Goal
Will you write out the data exactly, excluding every picture?

Records to process
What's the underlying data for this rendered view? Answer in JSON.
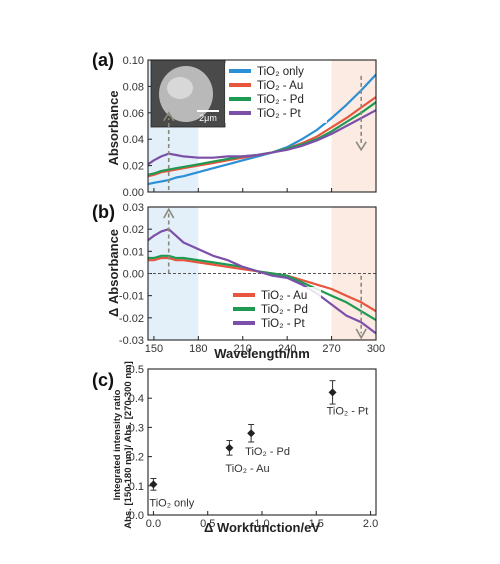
{
  "chart_data": [
    {
      "panel": "(a)",
      "type": "line",
      "xlabel": "",
      "ylabel": "Absorbance",
      "xlim": [
        146,
        300
      ],
      "ylim": [
        0.0,
        0.1
      ],
      "xticks": [
        150,
        180,
        210,
        240,
        270,
        300
      ],
      "yticks": [
        "0.00",
        "0.02",
        "0.04",
        "0.06",
        "0.08",
        "0.10"
      ],
      "inset_label": "2μm",
      "legend_position": "top-right",
      "series": [
        {
          "name": "TiO₂ only",
          "color": "#2b8fd6",
          "x": [
            146,
            150,
            155,
            160,
            165,
            170,
            180,
            190,
            200,
            210,
            220,
            230,
            240,
            250,
            260,
            270,
            280,
            290,
            300
          ],
          "y": [
            0.006,
            0.007,
            0.008,
            0.009,
            0.011,
            0.012,
            0.015,
            0.018,
            0.021,
            0.024,
            0.027,
            0.03,
            0.034,
            0.04,
            0.047,
            0.056,
            0.066,
            0.077,
            0.089
          ]
        },
        {
          "name": "TiO₂ - Au",
          "color": "#e8553e",
          "x": [
            146,
            150,
            155,
            160,
            165,
            170,
            180,
            190,
            200,
            210,
            220,
            230,
            240,
            250,
            260,
            270,
            280,
            290,
            300
          ],
          "y": [
            0.012,
            0.013,
            0.015,
            0.016,
            0.017,
            0.018,
            0.02,
            0.022,
            0.024,
            0.026,
            0.028,
            0.03,
            0.033,
            0.037,
            0.042,
            0.049,
            0.056,
            0.064,
            0.072
          ]
        },
        {
          "name": "TiO₂ - Pd",
          "color": "#1f9a53",
          "x": [
            146,
            150,
            155,
            160,
            165,
            170,
            180,
            190,
            200,
            210,
            220,
            230,
            240,
            250,
            260,
            270,
            280,
            290,
            300
          ],
          "y": [
            0.013,
            0.014,
            0.016,
            0.017,
            0.018,
            0.019,
            0.021,
            0.023,
            0.025,
            0.027,
            0.028,
            0.03,
            0.033,
            0.036,
            0.04,
            0.046,
            0.053,
            0.06,
            0.068
          ]
        },
        {
          "name": "TiO₂ - Pt",
          "color": "#7c4fa8",
          "x": [
            146,
            150,
            155,
            160,
            165,
            170,
            180,
            190,
            200,
            210,
            220,
            230,
            240,
            250,
            260,
            270,
            280,
            290,
            300
          ],
          "y": [
            0.021,
            0.024,
            0.027,
            0.029,
            0.028,
            0.027,
            0.026,
            0.026,
            0.027,
            0.027,
            0.028,
            0.03,
            0.032,
            0.035,
            0.039,
            0.044,
            0.05,
            0.056,
            0.062
          ]
        }
      ]
    },
    {
      "panel": "(b)",
      "type": "line",
      "xlabel": "Wavelength/nm",
      "ylabel": "Δ Absorbance",
      "xlim": [
        146,
        300
      ],
      "ylim": [
        -0.03,
        0.03
      ],
      "xticks": [
        150,
        180,
        210,
        240,
        270,
        300
      ],
      "yticks": [
        "-0.03",
        "-0.02",
        "-0.01",
        "0.00",
        "0.01",
        "0.02",
        "0.03"
      ],
      "legend_position": "bottom-right",
      "series": [
        {
          "name": "TiO₂ - Au",
          "color": "#e8553e",
          "x": [
            146,
            150,
            155,
            160,
            165,
            170,
            180,
            190,
            200,
            210,
            220,
            230,
            240,
            250,
            260,
            270,
            280,
            290,
            300
          ],
          "y": [
            0.006,
            0.006,
            0.007,
            0.007,
            0.006,
            0.006,
            0.005,
            0.004,
            0.003,
            0.002,
            0.001,
            0.0,
            -0.001,
            -0.003,
            -0.005,
            -0.007,
            -0.01,
            -0.013,
            -0.017
          ]
        },
        {
          "name": "TiO₂ - Pd",
          "color": "#1f9a53",
          "x": [
            146,
            150,
            155,
            160,
            165,
            170,
            180,
            190,
            200,
            210,
            220,
            230,
            240,
            250,
            260,
            270,
            280,
            290,
            300
          ],
          "y": [
            0.007,
            0.007,
            0.008,
            0.008,
            0.007,
            0.007,
            0.006,
            0.005,
            0.004,
            0.003,
            0.001,
            0.0,
            -0.001,
            -0.004,
            -0.007,
            -0.01,
            -0.013,
            -0.017,
            -0.021
          ]
        },
        {
          "name": "TiO₂ - Pt",
          "color": "#7c4fa8",
          "x": [
            146,
            150,
            155,
            160,
            165,
            170,
            180,
            190,
            200,
            210,
            220,
            230,
            240,
            250,
            260,
            270,
            280,
            290,
            300
          ],
          "y": [
            0.015,
            0.017,
            0.019,
            0.02,
            0.017,
            0.014,
            0.011,
            0.008,
            0.006,
            0.003,
            0.001,
            -0.001,
            -0.002,
            -0.005,
            -0.009,
            -0.014,
            -0.019,
            -0.022,
            -0.027
          ]
        }
      ]
    },
    {
      "panel": "(c)",
      "type": "scatter",
      "xlabel": "Δ Workfunction/eV",
      "ylabel_lines": [
        "Integrated intensity ratio",
        "Abs. [150-180 nm]/ Abs. [270-300 nm]"
      ],
      "xlim": [
        -0.05,
        2.05
      ],
      "ylim": [
        0.0,
        0.5
      ],
      "xticks": [
        "0.0",
        "0.5",
        "1.0",
        "1.5",
        "2.0"
      ],
      "yticks": [
        "0.0",
        "0.1",
        "0.2",
        "0.3",
        "0.4",
        "0.5"
      ],
      "points": [
        {
          "label": "TiO₂ only",
          "x": 0.0,
          "y": 0.105,
          "err": 0.02
        },
        {
          "label": "TiO₂ - Au",
          "x": 0.7,
          "y": 0.23,
          "err": 0.025
        },
        {
          "label": "TiO₂ - Pd",
          "x": 0.9,
          "y": 0.28,
          "err": 0.03
        },
        {
          "label": "TiO₂ - Pt",
          "x": 1.65,
          "y": 0.42,
          "err": 0.04
        }
      ]
    }
  ]
}
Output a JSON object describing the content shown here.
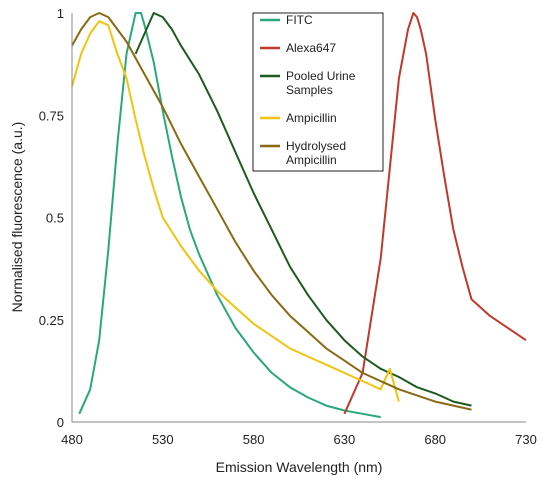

Solved exercise
What's the underlying data for this rendered view? Answer in JSON.
{
  "chart_data": [
    {
      "panel": "(a)",
      "type": "line",
      "xlabel": "",
      "ylabel": "Absorbance",
      "xlim": [
        146,
        300
      ],
      "ylim": [
        0.0,
        0.1
      ],
      "xticks": [
        150,
        180,
        210,
        240,
        270,
        300
      ],
      "yticks": [
        "0.00",
        "0.02",
        "0.04",
        "0.06",
        "0.08",
        "0.10"
      ],
      "inset_label": "2μm",
      "legend_position": "top-right",
      "series": [
        {
          "name": "TiO₂ only",
          "color": "#2b8fd6",
          "x": [
            146,
            150,
            155,
            160,
            165,
            170,
            180,
            190,
            200,
            210,
            220,
            230,
            240,
            250,
            260,
            270,
            280,
            290,
            300
          ],
          "y": [
            0.006,
            0.007,
            0.008,
            0.009,
            0.011,
            0.012,
            0.015,
            0.018,
            0.021,
            0.024,
            0.027,
            0.03,
            0.034,
            0.04,
            0.047,
            0.056,
            0.066,
            0.077,
            0.089
          ]
        },
        {
          "name": "TiO₂ - Au",
          "color": "#e8553e",
          "x": [
            146,
            150,
            155,
            160,
            165,
            170,
            180,
            190,
            200,
            210,
            220,
            230,
            240,
            250,
            260,
            270,
            280,
            290,
            300
          ],
          "y": [
            0.012,
            0.013,
            0.015,
            0.016,
            0.017,
            0.018,
            0.02,
            0.022,
            0.024,
            0.026,
            0.028,
            0.03,
            0.033,
            0.037,
            0.042,
            0.049,
            0.056,
            0.064,
            0.072
          ]
        },
        {
          "name": "TiO₂ - Pd",
          "color": "#1f9a53",
          "x": [
            146,
            150,
            155,
            160,
            165,
            170,
            180,
            190,
            200,
            210,
            220,
            230,
            240,
            250,
            260,
            270,
            280,
            290,
            300
          ],
          "y": [
            0.013,
            0.014,
            0.016,
            0.017,
            0.018,
            0.019,
            0.021,
            0.023,
            0.025,
            0.027,
            0.028,
            0.03,
            0.033,
            0.036,
            0.04,
            0.046,
            0.053,
            0.06,
            0.068
          ]
        },
        {
          "name": "TiO₂ - Pt",
          "color": "#7c4fa8",
          "x": [
            146,
            150,
            155,
            160,
            165,
            170,
            180,
            190,
            200,
            210,
            220,
            230,
            240,
            250,
            260,
            270,
            280,
            290,
            300
          ],
          "y": [
            0.021,
            0.024,
            0.027,
            0.029,
            0.028,
            0.027,
            0.026,
            0.026,
            0.027,
            0.027,
            0.028,
            0.03,
            0.032,
            0.035,
            0.039,
            0.044,
            0.05,
            0.056,
            0.062
          ]
        }
      ]
    },
    {
      "panel": "(b)",
      "type": "line",
      "xlabel": "Wavelength/nm",
      "ylabel": "Δ Absorbance",
      "xlim": [
        146,
        300
      ],
      "ylim": [
        -0.03,
        0.03
      ],
      "xticks": [
        150,
        180,
        210,
        240,
        270,
        300
      ],
      "yticks": [
        "-0.03",
        "-0.02",
        "-0.01",
        "0.00",
        "0.01",
        "0.02",
        "0.03"
      ],
      "legend_position": "bottom-right",
      "series": [
        {
          "name": "TiO₂ - Au",
          "color": "#e8553e",
          "x": [
            146,
            150,
            155,
            160,
            165,
            170,
            180,
            190,
            200,
            210,
            220,
            230,
            240,
            250,
            260,
            270,
            280,
            290,
            300
          ],
          "y": [
            0.006,
            0.006,
            0.007,
            0.007,
            0.006,
            0.006,
            0.005,
            0.004,
            0.003,
            0.002,
            0.001,
            0.0,
            -0.001,
            -0.003,
            -0.005,
            -0.007,
            -0.01,
            -0.013,
            -0.017
          ]
        },
        {
          "name": "TiO₂ - Pd",
          "color": "#1f9a53",
          "x": [
            146,
            150,
            155,
            160,
            165,
            170,
            180,
            190,
            200,
            210,
            220,
            230,
            240,
            250,
            260,
            270,
            280,
            290,
            300
          ],
          "y": [
            0.007,
            0.007,
            0.008,
            0.008,
            0.007,
            0.007,
            0.006,
            0.005,
            0.004,
            0.003,
            0.001,
            0.0,
            -0.001,
            -0.004,
            -0.007,
            -0.01,
            -0.013,
            -0.017,
            -0.021
          ]
        },
        {
          "name": "TiO₂ - Pt",
          "color": "#7c4fa8",
          "x": [
            146,
            150,
            155,
            160,
            165,
            170,
            180,
            190,
            200,
            210,
            220,
            230,
            240,
            250,
            260,
            270,
            280,
            290,
            300
          ],
          "y": [
            0.015,
            0.017,
            0.019,
            0.02,
            0.017,
            0.014,
            0.011,
            0.008,
            0.006,
            0.003,
            0.001,
            -0.001,
            -0.002,
            -0.005,
            -0.009,
            -0.014,
            -0.019,
            -0.022,
            -0.027
          ]
        }
      ]
    },
    {
      "panel": "(c)",
      "type": "scatter",
      "xlabel": "Δ Workfunction/eV",
      "ylabel_lines": [
        "Integrated intensity ratio",
        "Abs. [150-180 nm]/ Abs. [270-300 nm]"
      ],
      "xlim": [
        -0.05,
        2.05
      ],
      "ylim": [
        0.0,
        0.5
      ],
      "xticks": [
        "0.0",
        "0.5",
        "1.0",
        "1.5",
        "2.0"
      ],
      "yticks": [
        "0.0",
        "0.1",
        "0.2",
        "0.3",
        "0.4",
        "0.5"
      ],
      "points": [
        {
          "label": "TiO₂ only",
          "x": 0.0,
          "y": 0.105,
          "err": 0.02
        },
        {
          "label": "TiO₂ - Au",
          "x": 0.7,
          "y": 0.23,
          "err": 0.025
        },
        {
          "label": "TiO₂ - Pd",
          "x": 0.9,
          "y": 0.28,
          "err": 0.03
        },
        {
          "label": "TiO₂ - Pt",
          "x": 1.65,
          "y": 0.42,
          "err": 0.04
        }
      ]
    }
  ]
}
Output a JSON object describing the content shown here.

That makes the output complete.